PROBLEM REQUIREMENTS:
Write out each line of the listing as it stands, without the images.
>>
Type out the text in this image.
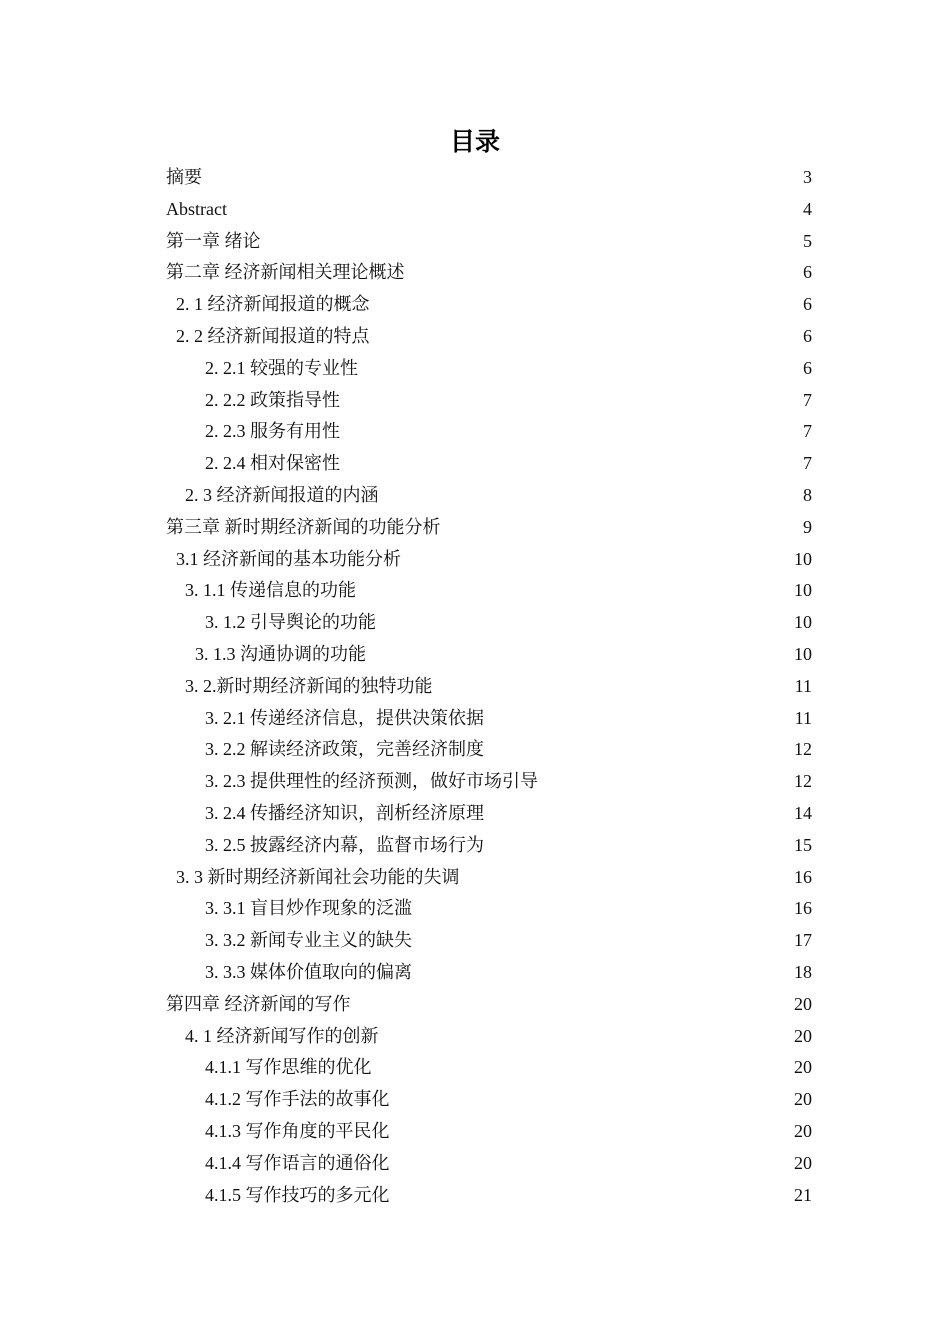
目录
摘要	3
Abstract	4
第一章 绪论	5
第二章 经济新闻相关理论概述	6
2. 1 经济新闻报道的概念	6
2. 2 经济新闻报道的特点	6
2. 2.1 较强的专业性	6
2. 2.2 政策指导性	7
2. 2.3 服务有用性	7
2. 2.4 相对保密性	7
2. 3 经济新闻报道的内涵	8
第三章 新时期经济新闻的功能分析	9
3.1 经济新闻的基本功能分析	10
3. 1.1 传递信息的功能	10
3. 1.2 引导舆论的功能	10
3. 1.3 沟通协调的功能	10
3. 2.新时期经济新闻的独特功能	11
3. 2.1 传递经济信息，提供决策依据	11
3. 2.2 解读经济政策，完善经济制度	12
3. 2.3 提供理性的经济预测，做好市场引导	12
3. 2.4 传播经济知识，剖析经济原理	14
3. 2.5 披露经济内幕，监督市场行为	15
3. 3 新时期经济新闻社会功能的失调	16
3. 3.1 盲目炒作现象的泛滥	16
3. 3.2 新闻专业主义的缺失	17
3. 3.3 媒体价值取向的偏离	18
第四章 经济新闻的写作	20
4. 1 经济新闻写作的创新	20
4.1.1 写作思维的优化	20
4.1.2 写作手法的故事化	20
4.1.3 写作角度的平民化	20
4.1.4 写作语言的通俗化	20
4.1.5 写作技巧的多元化	21
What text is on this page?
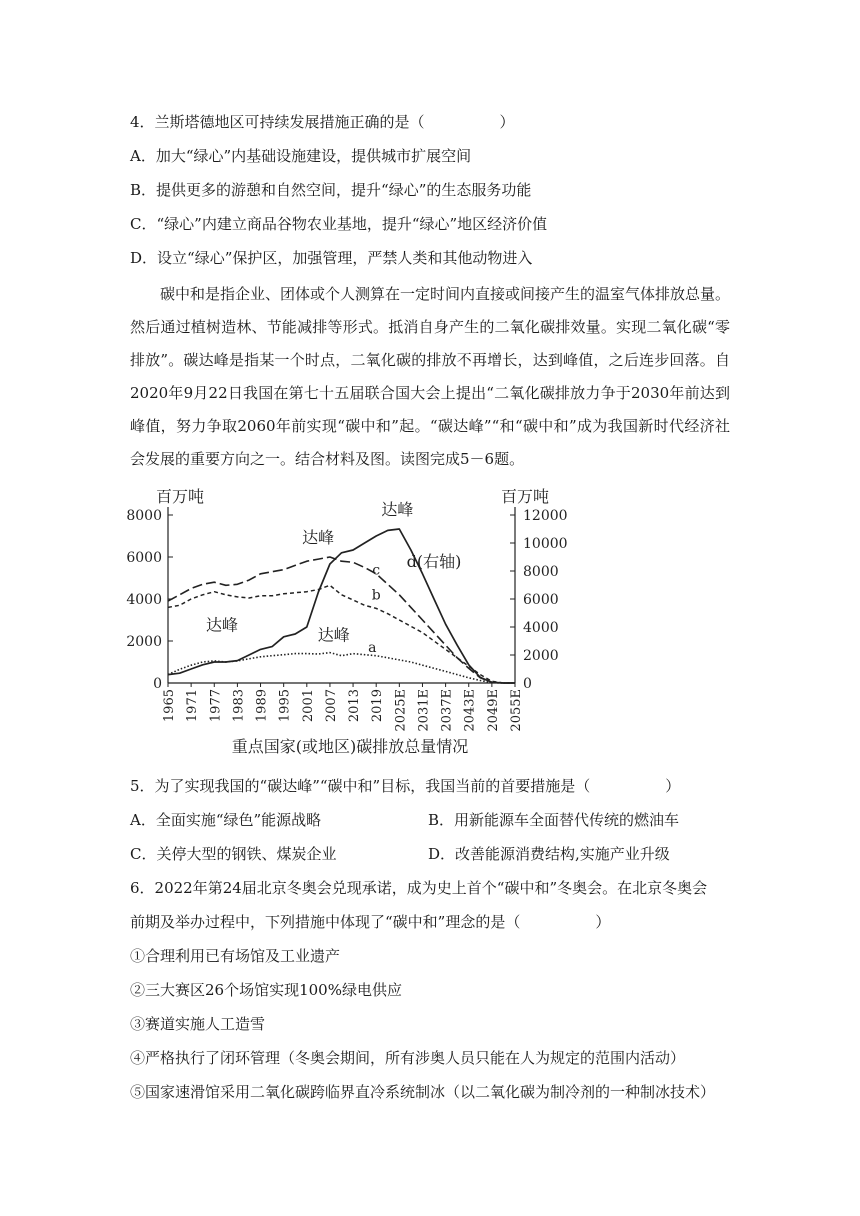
4．兰斯塔德地区可持续发展措施正确的是（　　　　　）
A．加大“绿心”内基础设施建设，提供城市扩展空间
B．提供更多的游憩和自然空间，提升“绿心”的生态服务功能
C．“绿心”内建立商品谷物农业基地，提升“绿心”地区经济价值
D．设立“绿心”保护区，加强管理，严禁人类和其他动物进入
碳中和是指企业、团体或个人测算在一定时间内直接或间接产生的温室气体排放总量。然后通过植树造林、节能减排等形式。抵消自身产生的二氧化碳排效量。实现二氧化碳“零排放”。碳达峰是指某一个时点，二氧化碳的排放不再增长，达到峰值，之后连步回落。自2020年9月22日我国在第七十五届联合国大会上提出“二氧化碳排放力争于2030年前达到峰值，努力争取2060年前实现“碳中和”起。“碳达峰”“和“碳中和”成为我国新时代经济社会发展的重要方向之一。结合材料及图。读图完成5－6题。
百万吨	百万吨
0
2000
4000
6000
8000
0
2000
4000
6000
8000
10000
12000
1965 1971 1977 1983 1989 1995 2001 2007 2013 2019 2025E 2031E 2037E 2043E 2049E 2055E
达峰
达峰
达峰
达峰
a
b
c d(右轴)
重点国家(或地区)碳排放总量情况
5．为了实现我国的“碳达峰”“碳中和”目标，我国当前的首要措施是（　　　　　）
A．全面实施“绿色”能源战略	B．用新能源车全面替代传统的燃油车
C．关停大型的钢铁、煤炭企业	D．改善能源消费结构,实施产业升级
6．2022年第24届北京冬奥会兑现承诺，成为史上首个“碳中和”冬奥会。在北京冬奥会
前期及举办过程中，下列措施中体现了“碳中和”理念的是（　　　　　）
①合理利用已有场馆及工业遗产
②三大赛区26个场馆实现100%绿电供应
③赛道实施人工造雪
④严格执行了闭环管理（冬奥会期间，所有涉奥人员只能在人为规定的范围内活动）
⑤国家速滑馆采用二氧化碳跨临界直冷系统制冰（以二氧化碳为制冷剂的一种制冰技术）
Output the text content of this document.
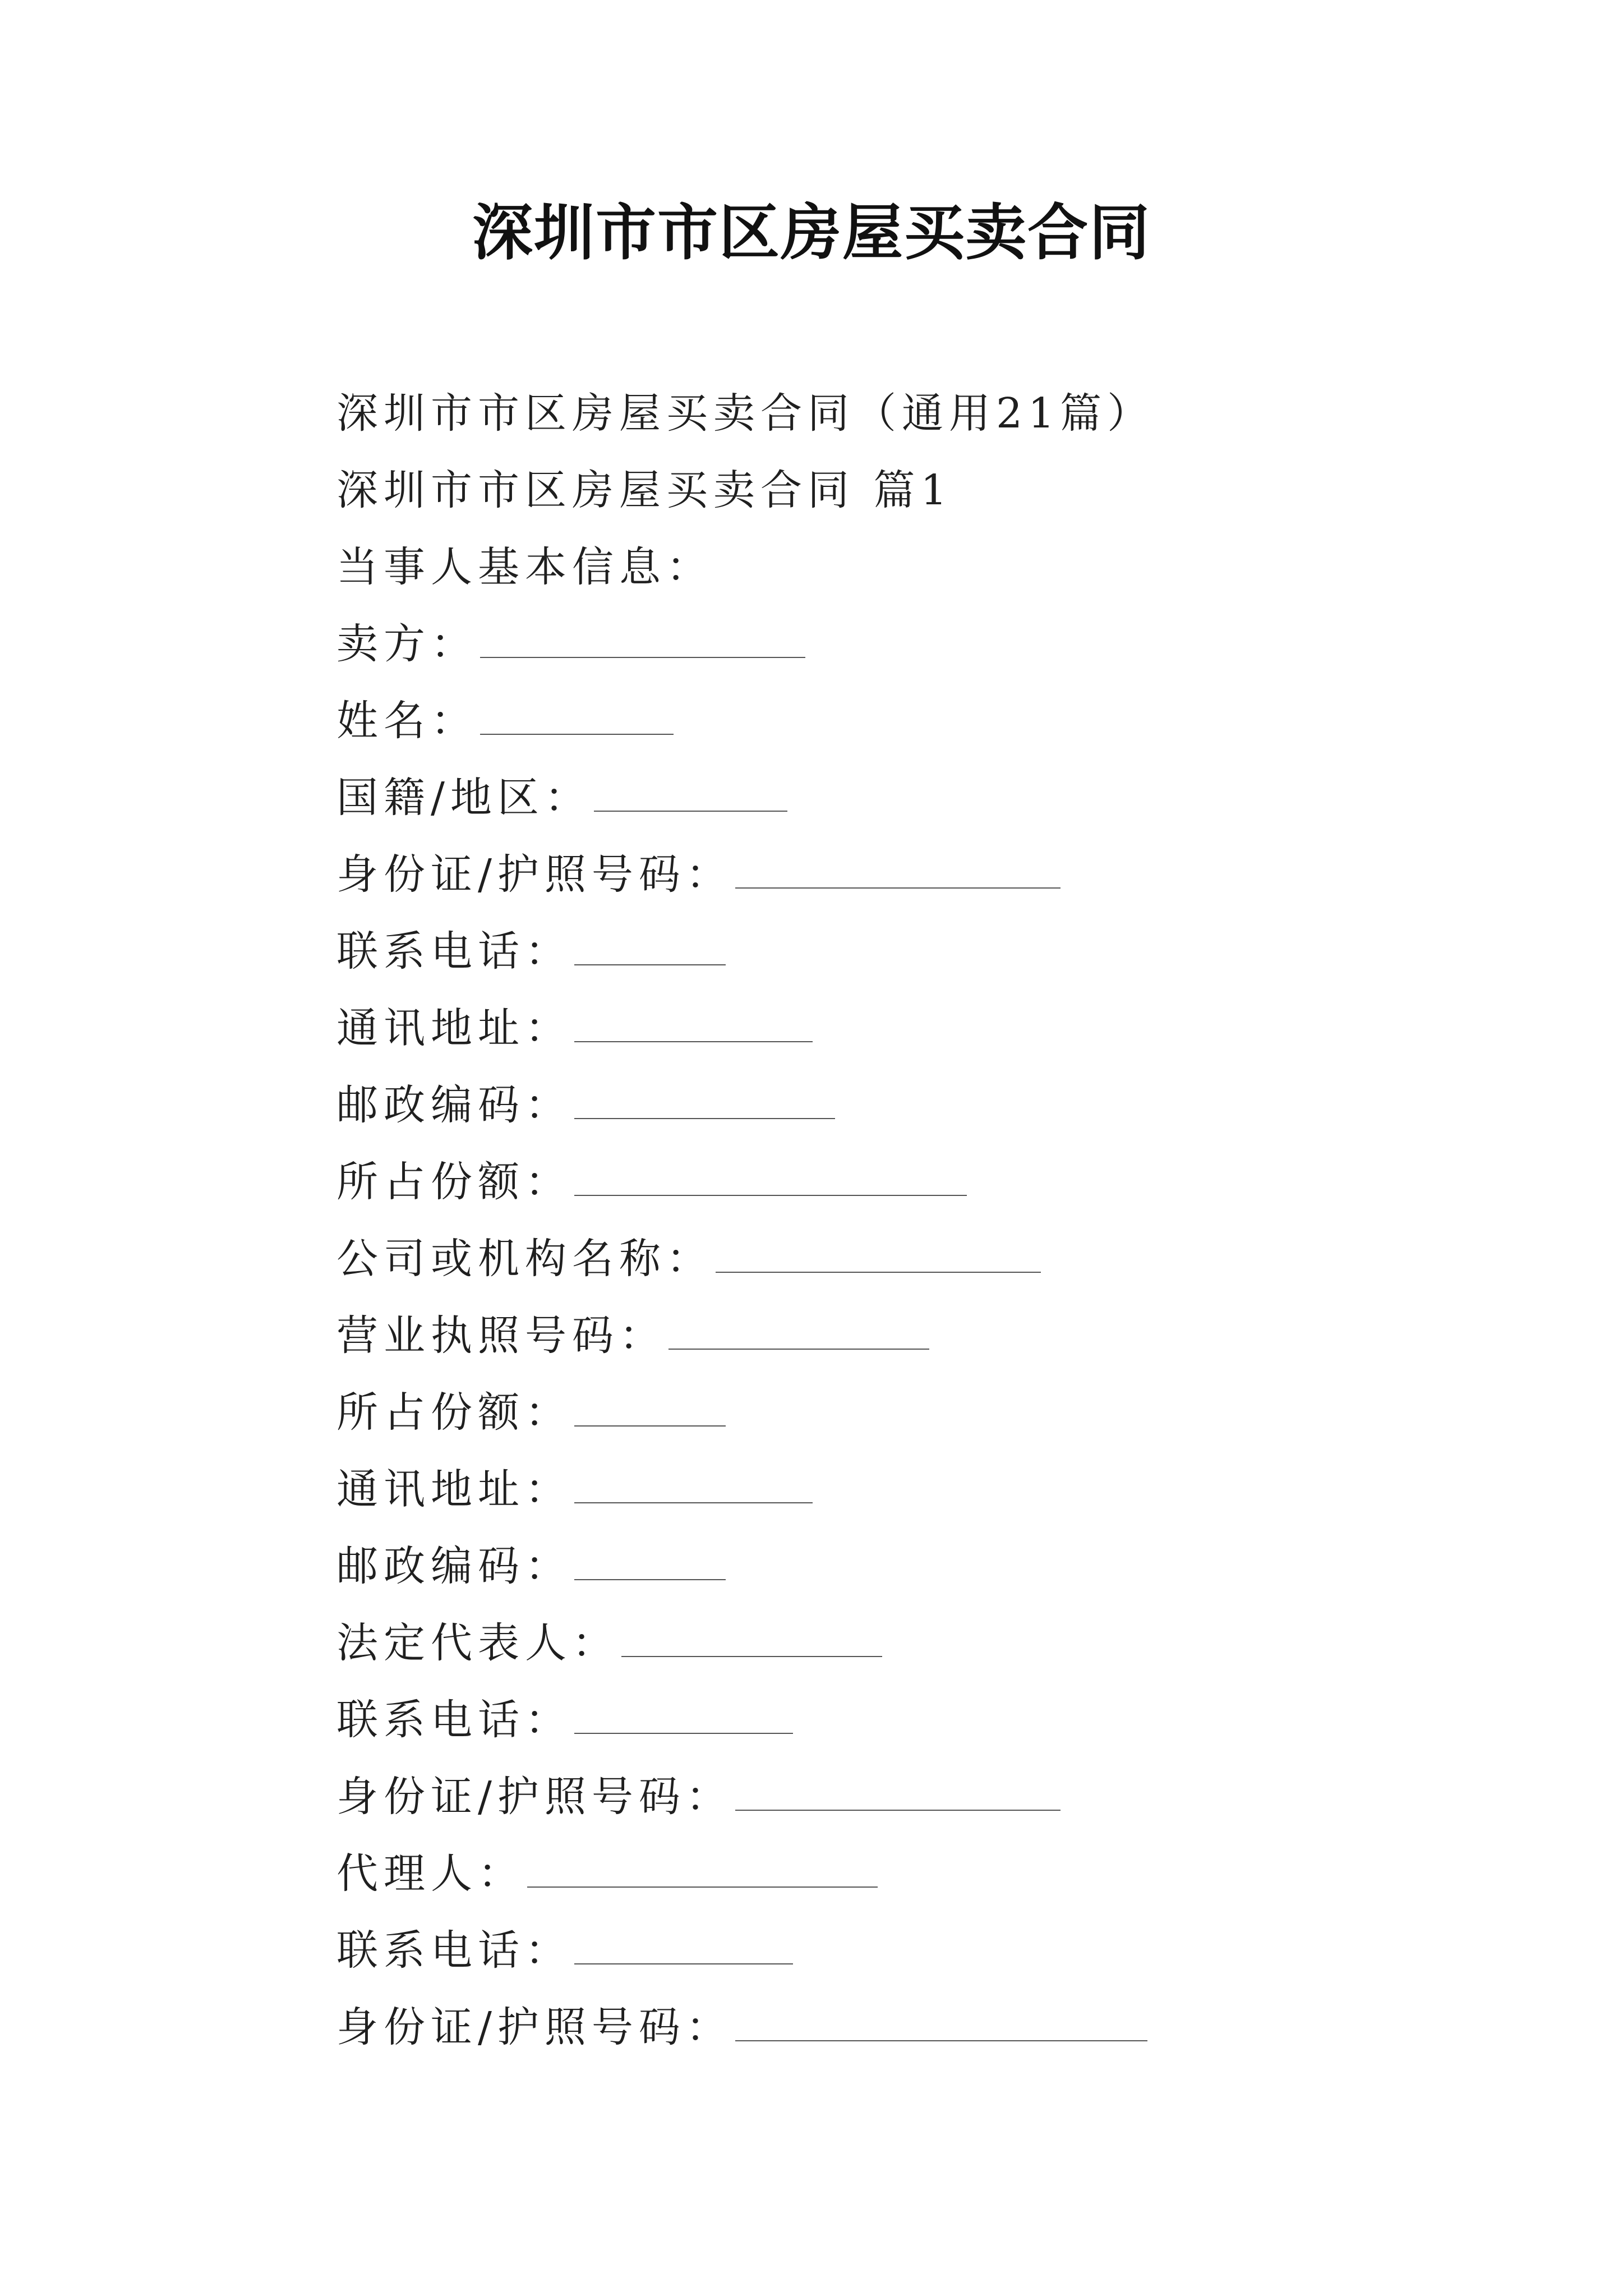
深圳市市区房屋买卖合同
深圳市市区房屋买卖合同（通用21篇）
深圳市市区房屋买卖合同 篇1
当事人基本信息：
卖方：
姓名：
国籍/地区：
身份证/护照号码：
联系电话：
通讯地址：
邮政编码：
所占份额：
公司或机构名称：
营业执照号码：
所占份额：
通讯地址：
邮政编码：
法定代表人：
联系电话：
身份证/护照号码：
代理人：
联系电话：
身份证/护照号码：
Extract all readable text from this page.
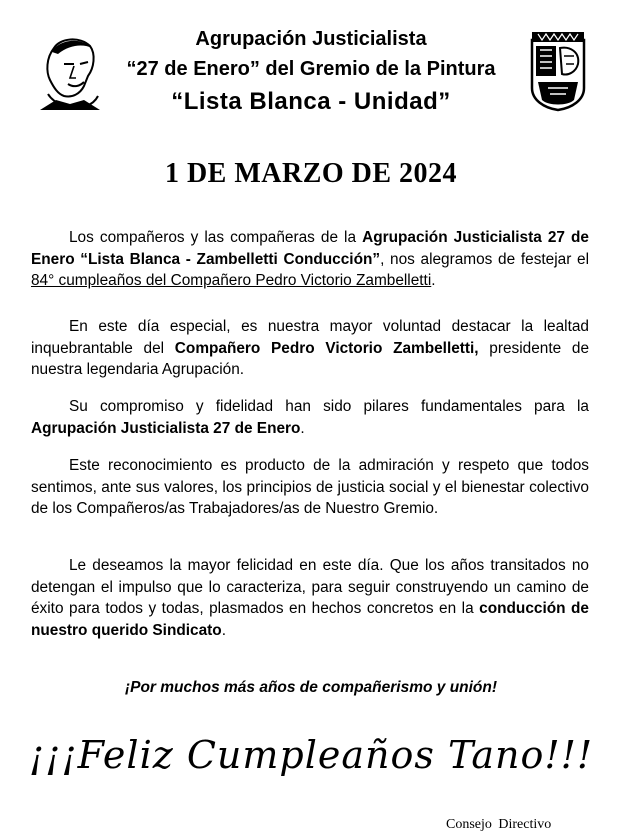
Agrupación Justicialista
“27 de Enero” del Gremio de la Pintura
“Lista Blanca - Unidad”
1 DE MARZO DE 2024

Los compañeros y las compañeras de la Agrupación Justicialista 27 de Enero “Lista Blanca - Zambelletti Conducción”, nos alegramos de festejar el 84° cumpleaños del Compañero Pedro Victorio Zambelletti.

En este día especial, es nuestra mayor voluntad destacar la lealtad inquebrantable del Compañero Pedro Victorio Zambelletti, presidente de nuestra legendaria Agrupación.

Su compromiso y fidelidad han sido pilares fundamentales para la Agrupación Justicialista 27 de Enero.

Este reconocimiento es producto de la admiración y respeto que todos sentimos, ante sus valores, los principios de justicia social y el bienestar colectivo de los Compañeros/as Trabajadores/as de Nuestro Gremio.

Le deseamos la mayor felicidad en este día. Que los años transitados no detengan el impulso que lo caracteriza, para seguir construyendo un camino de éxito para todos y todas, plasmados en hechos concretos en la conducción de nuestro querido Sindicato.

¡Por muchos más años de compañerismo y unión!
¡¡¡Feliz Cumpleaños Tano!!!
Consejo Directivo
<<
TASK SOLUTION:
Type out the text in this image.
目录
摘要	3
Abstract	4
第一章 绪论	5
第二章 经济新闻相关理论概述	6
2. 1 经济新闻报道的概念	6
2. 2 经济新闻报道的特点	6
2. 2.1 较强的专业性	6
2. 2.2 政策指导性	7
2. 2.3 服务有用性	7
2. 2.4 相对保密性	7
2. 3 经济新闻报道的内涵	8
第三章 新时期经济新闻的功能分析	9
3.1 经济新闻的基本功能分析	10
3. 1.1 传递信息的功能	10
3. 1.2 引导舆论的功能	10
3. 1.3 沟通协调的功能	10
3. 2.新时期经济新闻的独特功能	11
3. 2.1 传递经济信息，提供决策依据	11
3. 2.2 解读经济政策，完善经济制度	12
3. 2.3 提供理性的经济预测，做好市场引导	12
3. 2.4 传播经济知识，剖析经济原理	14
3. 2.5 披露经济内幕，监督市场行为	15
3. 3 新时期经济新闻社会功能的失调	16
3. 3.1 盲目炒作现象的泛滥	16
3. 3.2 新闻专业主义的缺失	17
3. 3.3 媒体价值取向的偏离	18
第四章 经济新闻的写作	20
4. 1 经济新闻写作的创新	20
4.1.1 写作思维的优化	20
4.1.2 写作手法的故事化	20
4.1.3 写作角度的平民化	20
4.1.4 写作语言的通俗化	20
4.1.5 写作技巧的多元化	21
What text is on this page?
4．兰斯塔德地区可持续发展措施正确的是（　　　　　）
A．加大“绿心”内基础设施建设，提供城市扩展空间
B．提供更多的游憩和自然空间，提升“绿心”的生态服务功能
C．“绿心”内建立商品谷物农业基地，提升“绿心”地区经济价值
D．设立“绿心”保护区，加强管理，严禁人类和其他动物进入
碳中和是指企业、团体或个人测算在一定时间内直接或间接产生的温室气体排放总量。然后通过植树造林、节能减排等形式。抵消自身产生的二氧化碳排效量。实现二氧化碳“零排放”。碳达峰是指某一个时点，二氧化碳的排放不再增长，达到峰值，之后连步回落。自2020年9月22日我国在第七十五届联合国大会上提出“二氧化碳排放力争于2030年前达到峰值，努力争取2060年前实现“碳中和”起。“碳达峰”“和“碳中和”成为我国新时代经济社会发展的重要方向之一。结合材料及图。读图完成5－6题。
百万吨	百万吨
0
2000
4000
6000
8000
0
2000
4000
6000
8000
10000
12000
1965 1971 1977 1983 1989 1995 2001 2007 2013 2019 2025E 2031E 2037E 2043E 2049E 2055E
达峰
达峰
达峰
达峰
a
b
c d(右轴)
重点国家(或地区)碳排放总量情况
5．为了实现我国的“碳达峰”“碳中和”目标，我国当前的首要措施是（　　　　　）
A．全面实施“绿色”能源战略	B．用新能源车全面替代传统的燃油车
C．关停大型的钢铁、煤炭企业	D．改善能源消费结构,实施产业升级
6．2022年第24届北京冬奥会兑现承诺，成为史上首个“碳中和”冬奥会。在北京冬奥会
前期及举办过程中，下列措施中体现了“碳中和”理念的是（　　　　　）
①合理利用已有场馆及工业遗产
②三大赛区26个场馆实现100%绿电供应
③赛道实施人工造雪
④严格执行了闭环管理（冬奥会期间，所有涉奥人员只能在人为规定的范围内活动）
⑤国家速滑馆采用二氧化碳跨临界直冷系统制冰（以二氧化碳为制冷剂的一种制冰技术）
Output the text content of this document.
深圳市市区房屋买卖合同
深圳市市区房屋买卖合同（通用21篇）
深圳市市区房屋买卖合同 篇1
当事人基本信息：
卖方：
姓名：
国籍/地区：
身份证/护照号码：
联系电话：
通讯地址：
邮政编码：
所占份额：
公司或机构名称：
营业执照号码：
所占份额：
通讯地址：
邮政编码：
法定代表人：
联系电话：
身份证/护照号码：
代理人：
联系电话：
身份证/护照号码：
Extract all readable text from this page.
Agrupación Justicialista
“27 de Enero” del Gremio de la Pintura
“Lista Blanca - Unidad”
1 DE MARZO DE 2024

Los compañeros y las compañeras de la Agrupación Justicialista 27 de Enero “Lista Blanca - Zambelletti Conducción”, nos alegramos de festejar el 84° cumpleaños del Compañero Pedro Victorio Zambelletti.

En este día especial, es nuestra mayor voluntad destacar la lealtad inquebrantable del Compañero Pedro Victorio Zambelletti, presidente de nuestra legendaria Agrupación.

Su compromiso y fidelidad han sido pilares fundamentales para la Agrupación Justicialista 27 de Enero.

Este reconocimiento es producto de la admiración y respeto que todos sentimos, ante sus valores, los principios de justicia social y el bienestar colectivo de los Compañeros/as Trabajadores/as de Nuestro Gremio.

Le deseamos la mayor felicidad en este día. Que los años transitados no detengan el impulso que lo caracteriza, para seguir construyendo un camino de éxito para todos y todas, plasmados en hechos concretos en la conducción de nuestro querido Sindicato.

¡Por muchos más años de compañerismo y unión!
¡¡¡Feliz Cumpleaños Tano!!!
Consejo Directivo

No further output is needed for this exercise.